Stored data entries
* * *

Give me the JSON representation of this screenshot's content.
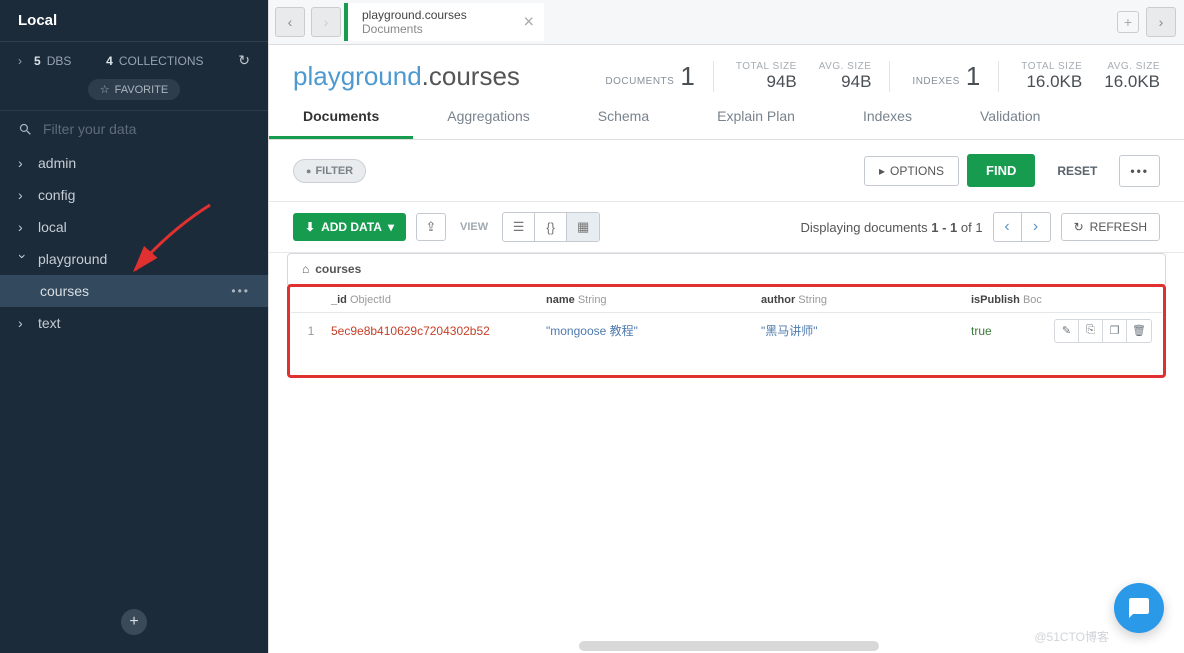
{
  "sidebar": {
    "connection": "Local",
    "dbs_count": "5",
    "dbs_label": "DBS",
    "colls_count": "4",
    "colls_label": "COLLECTIONS",
    "favorite": "FAVORITE",
    "search_placeholder": "Filter your data",
    "databases": [
      {
        "name": "admin",
        "expanded": false
      },
      {
        "name": "config",
        "expanded": false
      },
      {
        "name": "local",
        "expanded": false
      },
      {
        "name": "playground",
        "expanded": true,
        "collections": [
          {
            "name": "courses",
            "active": true
          }
        ]
      },
      {
        "name": "text",
        "expanded": false
      }
    ]
  },
  "tab": {
    "title": "playground.courses",
    "subtitle": "Documents"
  },
  "namespace": {
    "db": "playground",
    "collection": ".courses"
  },
  "stats": {
    "documents_label": "DOCUMENTS",
    "documents": "1",
    "total_size_label": "TOTAL SIZE",
    "total_size": "94B",
    "avg_size_label": "AVG. SIZE",
    "avg_size": "94B",
    "indexes_label": "INDEXES",
    "indexes": "1",
    "idx_total_size": "16.0KB",
    "idx_avg_size": "16.0KB"
  },
  "subtabs": [
    "Documents",
    "Aggregations",
    "Schema",
    "Explain Plan",
    "Indexes",
    "Validation"
  ],
  "filter": {
    "label": "FILTER",
    "options": "OPTIONS",
    "find": "FIND",
    "reset": "RESET"
  },
  "toolbar": {
    "add_data": "ADD DATA",
    "view": "VIEW",
    "display": "Displaying documents ",
    "range": "1 - 1",
    "of": " of ",
    "total": "1",
    "refresh": "REFRESH"
  },
  "crumb": "courses",
  "columns": [
    {
      "field": "_id",
      "type": "ObjectId"
    },
    {
      "field": "name",
      "type": "String"
    },
    {
      "field": "author",
      "type": "String"
    },
    {
      "field": "isPublish",
      "type": "Boc"
    }
  ],
  "rows": [
    {
      "n": "1",
      "_id": "5ec9e8b410629c7204302b52",
      "name": "\"mongoose 教程\"",
      "author": "\"黑马讲师\"",
      "isPublish": "true"
    }
  ],
  "watermark": "@51CTO博客"
}
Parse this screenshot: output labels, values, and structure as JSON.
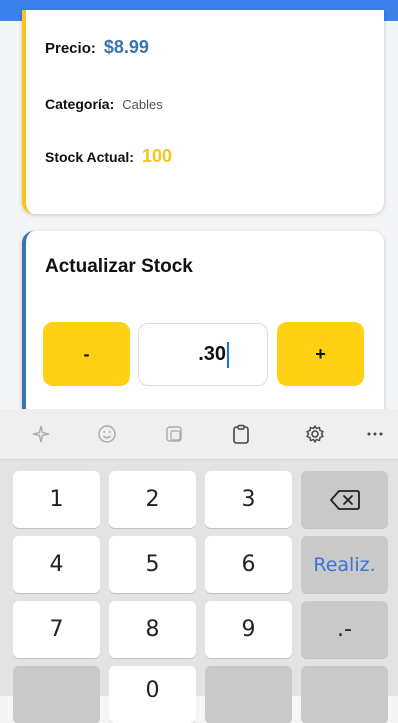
{
  "product": {
    "price_label": "Precio:",
    "price_value": "$8.99",
    "category_label": "Categoría:",
    "category_value": "Cables",
    "stock_label": "Stock Actual:",
    "stock_value": "100"
  },
  "update_stock": {
    "title": "Actualizar Stock",
    "decrement_label": "-",
    "increment_label": "+",
    "input_value": ".30"
  },
  "keyboard": {
    "toolbar": [
      "sparkle-icon",
      "emoji-icon",
      "sticker-icon",
      "clipboard-icon",
      "gear-icon",
      "more-icon"
    ],
    "keys": {
      "k1": "1",
      "k2": "2",
      "k3": "3",
      "k4": "4",
      "k5": "5",
      "k6": "6",
      "k7": "7",
      "k8": "8",
      "k9": "9",
      "k0": "0",
      "done": "Realiz.",
      "symbols": ".-"
    }
  }
}
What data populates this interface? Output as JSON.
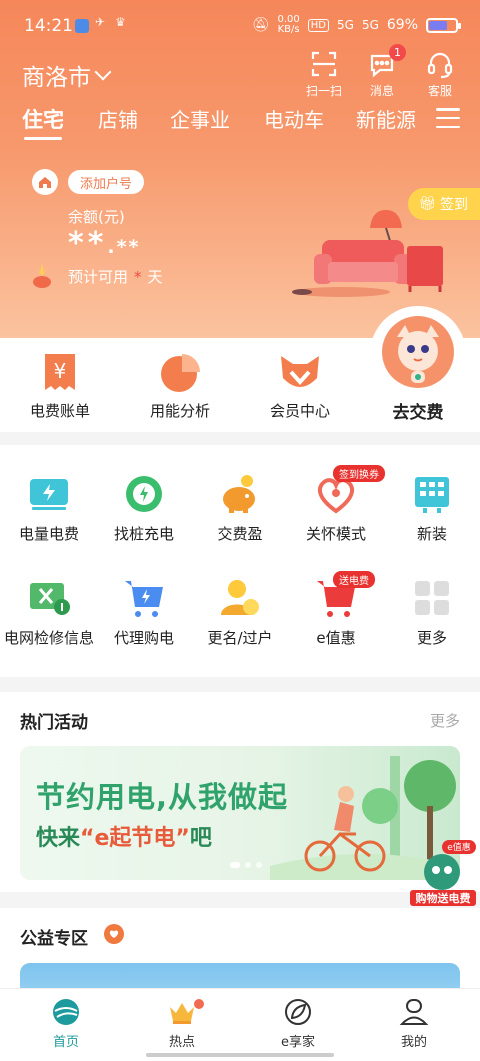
{
  "status_bar": {
    "time": "14:21",
    "net_speed": "0.00",
    "net_unit": "KB/s",
    "hd": "HD",
    "signal1": "5G",
    "signal2": "5G",
    "battery": "69%",
    "battery_level": 0.69
  },
  "header": {
    "city": "商洛市",
    "actions": [
      {
        "label": "扫一扫"
      },
      {
        "label": "消息",
        "badge": "1"
      },
      {
        "label": "客服"
      }
    ],
    "tabs": [
      "住宅",
      "店铺",
      "企事业",
      "电动车",
      "新能源"
    ],
    "active_tab": "住宅"
  },
  "account": {
    "add_label": "添加户号",
    "balance_label": "余额(元)",
    "balance_main": "**",
    "balance_dot": ".",
    "balance_small": "**",
    "avail_prefix": "预计可用",
    "avail_value": "*",
    "avail_suffix": "天",
    "signin": "签到"
  },
  "quick": {
    "items": [
      "电费账单",
      "用能分析",
      "会员中心"
    ],
    "pay": "去交费"
  },
  "services": [
    {
      "label": "电量电费"
    },
    {
      "label": "找桩充电"
    },
    {
      "label": "交费盈"
    },
    {
      "label": "关怀模式",
      "tag": "签到换券"
    },
    {
      "label": "新装"
    },
    {
      "label": "电网检修信息"
    },
    {
      "label": "代理购电"
    },
    {
      "label": "更名/过户"
    },
    {
      "label": "e值惠",
      "tag": "送电费"
    },
    {
      "label": "更多"
    }
  ],
  "hot": {
    "title": "热门活动",
    "more": "更多",
    "banner_line1": "节约用电,从我做起",
    "banner_line2_a": "快来",
    "banner_line2_q1": "“",
    "banner_line2_b": "e起节电",
    "banner_line2_q2": "”",
    "banner_line2_c": "吧",
    "promo_top": "e值惠",
    "promo_bottom": "购物送电费"
  },
  "charity": {
    "title": "公益专区"
  },
  "bottom_nav": [
    {
      "label": "首页"
    },
    {
      "label": "热点"
    },
    {
      "label": "e享家"
    },
    {
      "label": "我的"
    }
  ],
  "colors": {
    "brand": "#f5875a",
    "accent_teal": "#1d9a9e",
    "red": "#e8322f"
  }
}
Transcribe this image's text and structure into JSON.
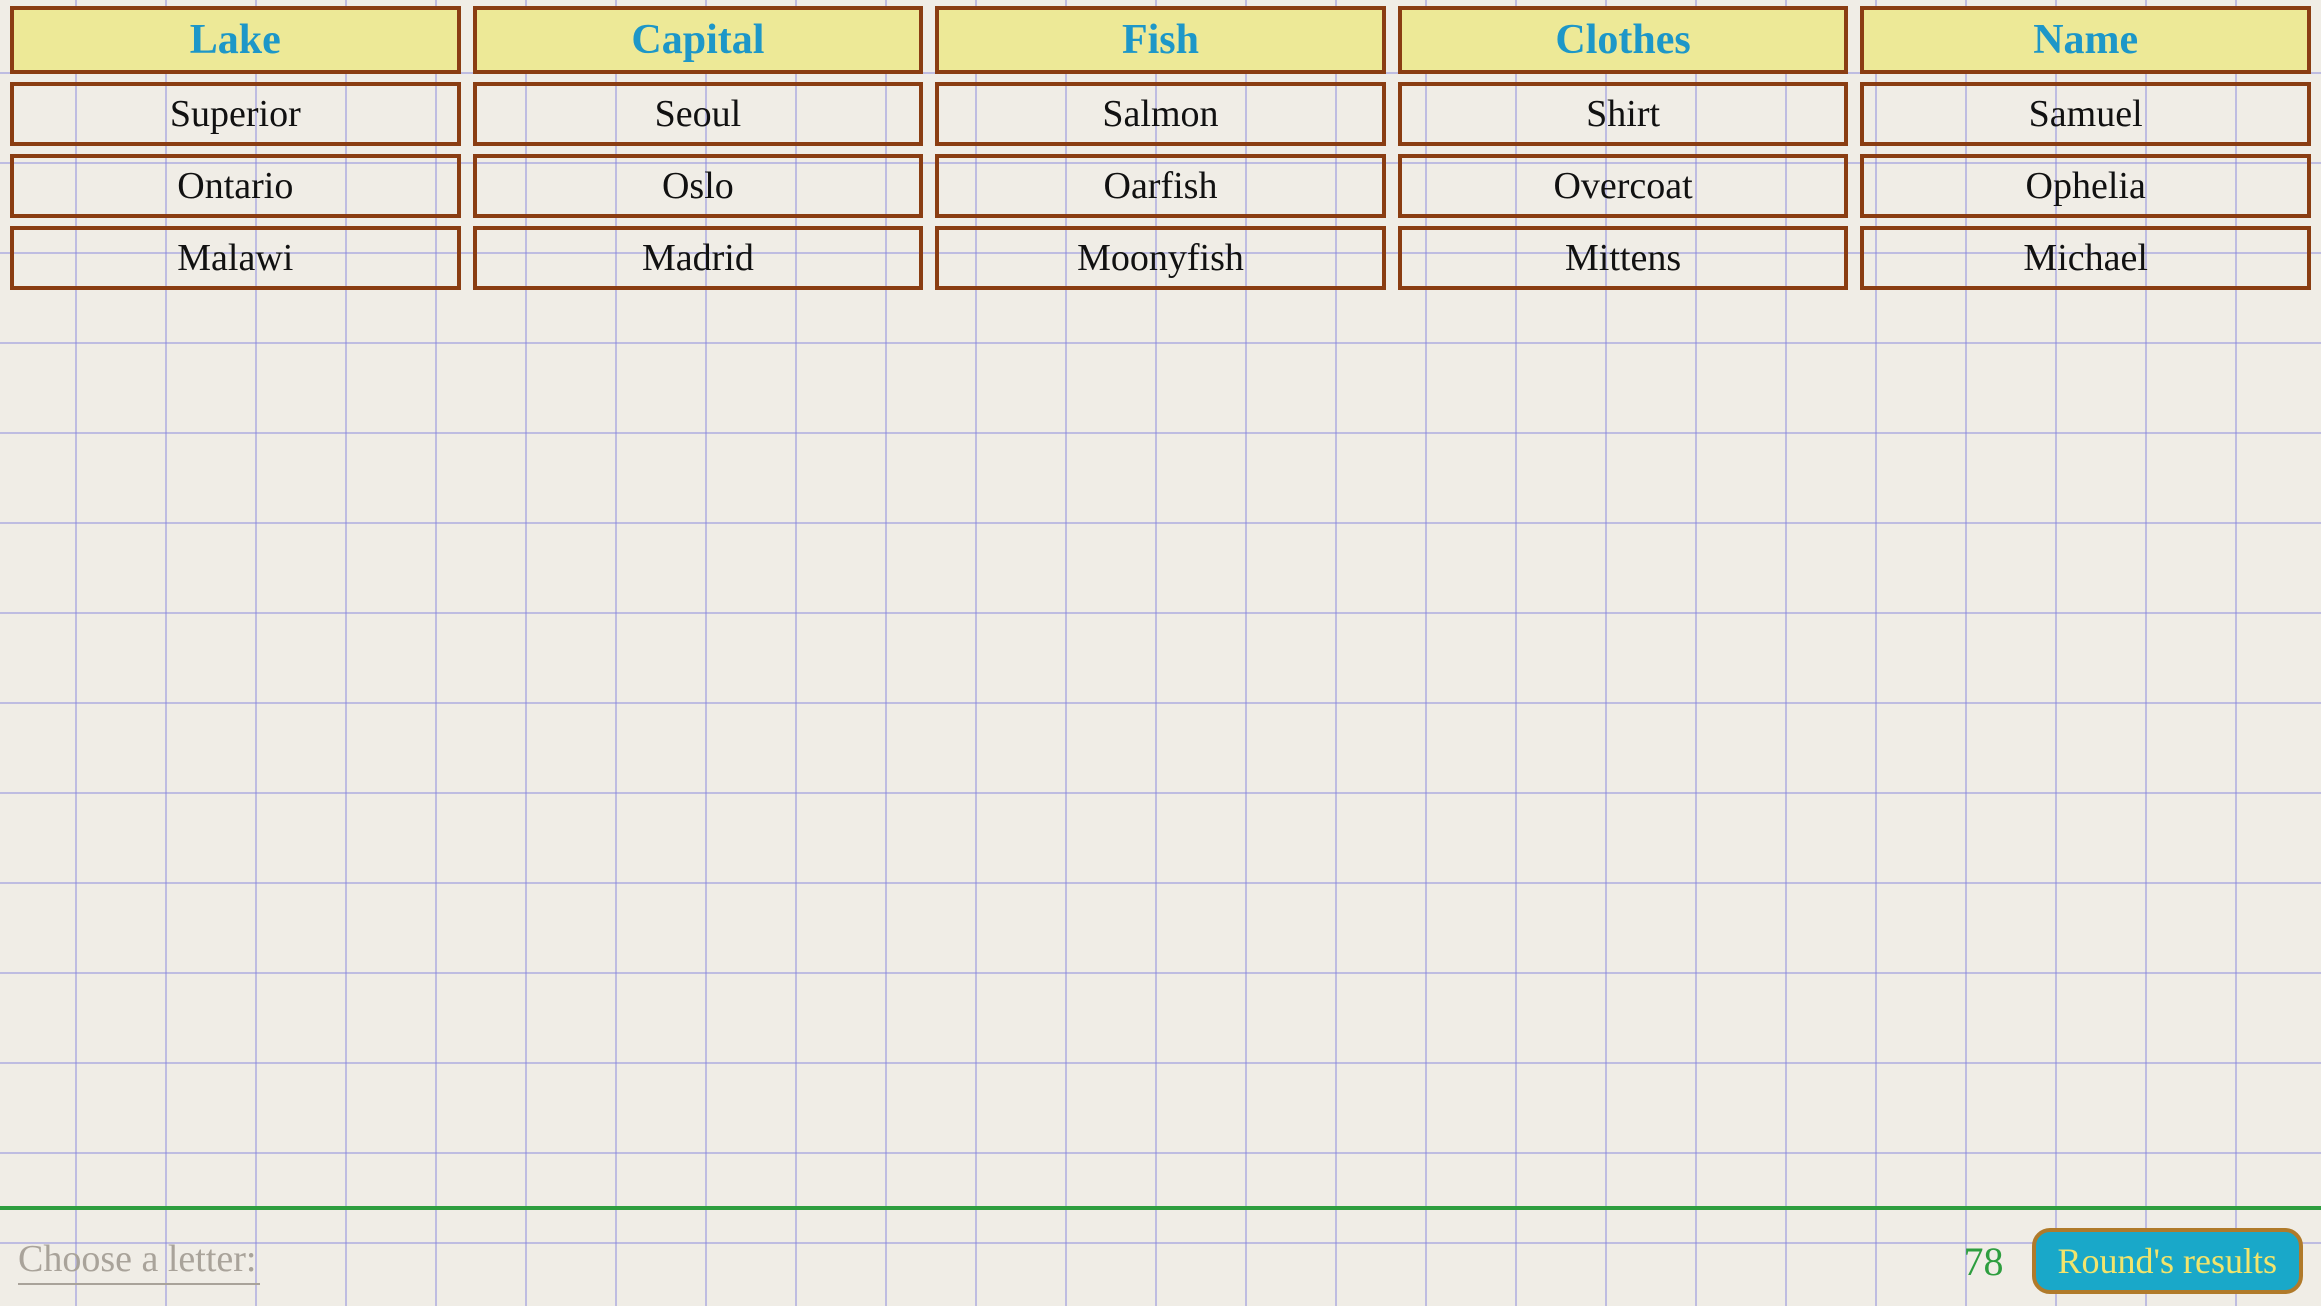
{
  "table": {
    "headers": [
      "Lake",
      "Capital",
      "Fish",
      "Clothes",
      "Name"
    ],
    "rows": [
      [
        "Superior",
        "Seoul",
        "Salmon",
        "Shirt",
        "Samuel"
      ],
      [
        "Ontario",
        "Oslo",
        "Oarfish",
        "Overcoat",
        "Ophelia"
      ],
      [
        "Malawi",
        "Madrid",
        "Moonyfish",
        "Mittens",
        "Michael"
      ]
    ]
  },
  "footer": {
    "choose_letter_label": "Choose a letter:",
    "score": "78",
    "results_button_label": "Round's results"
  }
}
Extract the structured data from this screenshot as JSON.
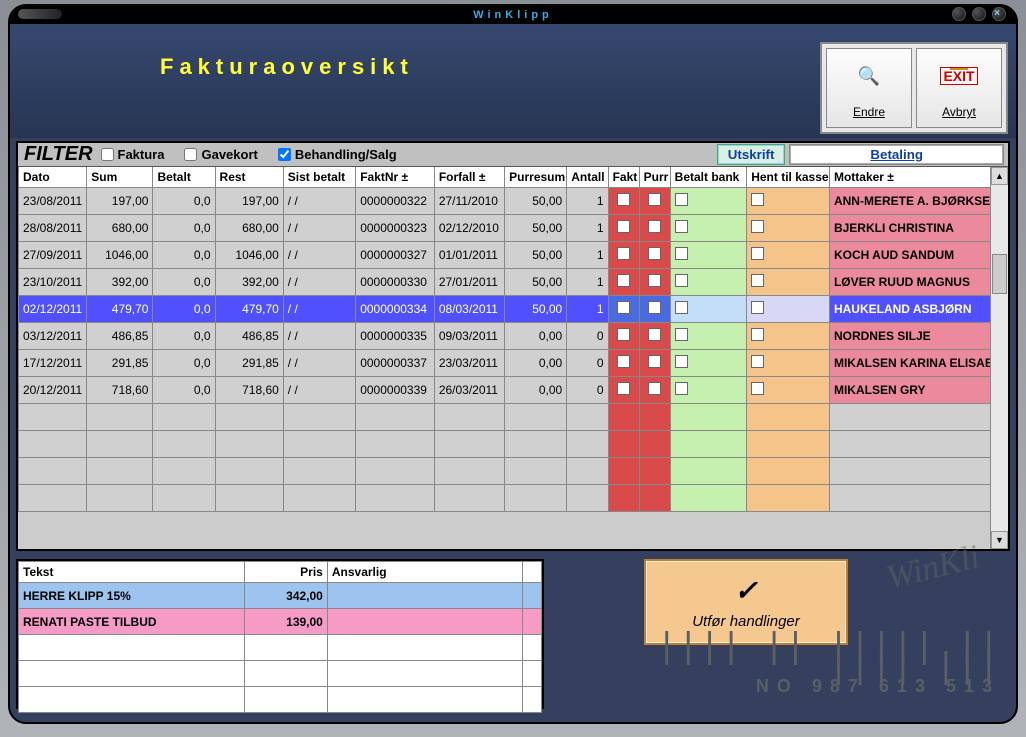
{
  "app": {
    "title": "WinKlipp"
  },
  "header": {
    "page_title": "Fakturaoversikt",
    "endre_label": "Endre",
    "avbryt_label": "Avbryt"
  },
  "filter": {
    "label": "FILTER",
    "faktura": "Faktura",
    "gavekort": "Gavekort",
    "behandling": "Behandling/Salg",
    "utskrift": "Utskrift",
    "betaling": "Betaling"
  },
  "columns": {
    "dato": "Dato",
    "sum": "Sum",
    "betalt": "Betalt",
    "rest": "Rest",
    "sist_betalt": "Sist betalt",
    "faktnr": "FaktNr ±",
    "forfall": "Forfall ±",
    "purresum": "Purresum",
    "antall": "Antall",
    "fakt": "Fakt",
    "purr": "Purr",
    "betalt_bank": "Betalt bank",
    "hent": "Hent til kasse",
    "mottaker": "Mottaker ±"
  },
  "rows": [
    {
      "dato": "23/08/2011",
      "sum": "197,00",
      "betalt": "0,0",
      "rest": "197,00",
      "sist": "/ /",
      "faktnr": "0000000322",
      "forfall": "27/11/2010",
      "purresum": "50,00",
      "antall": "1",
      "mottaker": "ANN-MERETE A. BJØRKSET"
    },
    {
      "dato": "28/08/2011",
      "sum": "680,00",
      "betalt": "0,0",
      "rest": "680,00",
      "sist": "/ /",
      "faktnr": "0000000323",
      "forfall": "02/12/2010",
      "purresum": "50,00",
      "antall": "1",
      "mottaker": "BJERKLI CHRISTINA"
    },
    {
      "dato": "27/09/2011",
      "sum": "1046,00",
      "betalt": "0,0",
      "rest": "1046,00",
      "sist": "/ /",
      "faktnr": "0000000327",
      "forfall": "01/01/2011",
      "purresum": "50,00",
      "antall": "1",
      "mottaker": "KOCH AUD SANDUM"
    },
    {
      "dato": "23/10/2011",
      "sum": "392,00",
      "betalt": "0,0",
      "rest": "392,00",
      "sist": "/ /",
      "faktnr": "0000000330",
      "forfall": "27/01/2011",
      "purresum": "50,00",
      "antall": "1",
      "mottaker": "LØVER RUUD MAGNUS"
    },
    {
      "dato": "02/12/2011",
      "sum": "479,70",
      "betalt": "0,0",
      "rest": "479,70",
      "sist": "/ /",
      "faktnr": "0000000334",
      "forfall": "08/03/2011",
      "purresum": "50,00",
      "antall": "1",
      "mottaker": "HAUKELAND ASBJØRN",
      "selected": true
    },
    {
      "dato": "03/12/2011",
      "sum": "486,85",
      "betalt": "0,0",
      "rest": "486,85",
      "sist": "/ /",
      "faktnr": "0000000335",
      "forfall": "09/03/2011",
      "purresum": "0,00",
      "antall": "0",
      "mottaker": "NORDNES SILJE"
    },
    {
      "dato": "17/12/2011",
      "sum": "291,85",
      "betalt": "0,0",
      "rest": "291,85",
      "sist": "/ /",
      "faktnr": "0000000337",
      "forfall": "23/03/2011",
      "purresum": "0,00",
      "antall": "0",
      "mottaker": "MIKALSEN KARINA ELISAB"
    },
    {
      "dato": "20/12/2011",
      "sum": "718,60",
      "betalt": "0,0",
      "rest": "718,60",
      "sist": "/ /",
      "faktnr": "0000000339",
      "forfall": "26/03/2011",
      "purresum": "0,00",
      "antall": "0",
      "mottaker": "MIKALSEN GRY"
    }
  ],
  "detail": {
    "cols": {
      "tekst": "Tekst",
      "pris": "Pris",
      "ansvarlig": "Ansvarlig"
    },
    "rows": [
      {
        "tekst": "HERRE KLIPP 15%",
        "pris": "342,00",
        "cls": "blue-row"
      },
      {
        "tekst": "RENATI PASTE TILBUD",
        "pris": "139,00",
        "cls": "pink-row"
      }
    ]
  },
  "action": {
    "label": "Utfør handlinger"
  },
  "footer": {
    "barcode_text": "NO 987 613 513",
    "watermark": "WinKli"
  }
}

* * *

* Exercise objective *
In the records shown above, how many lines include the word "icon"? Answer with the number only.

* Answer to the exercise *
6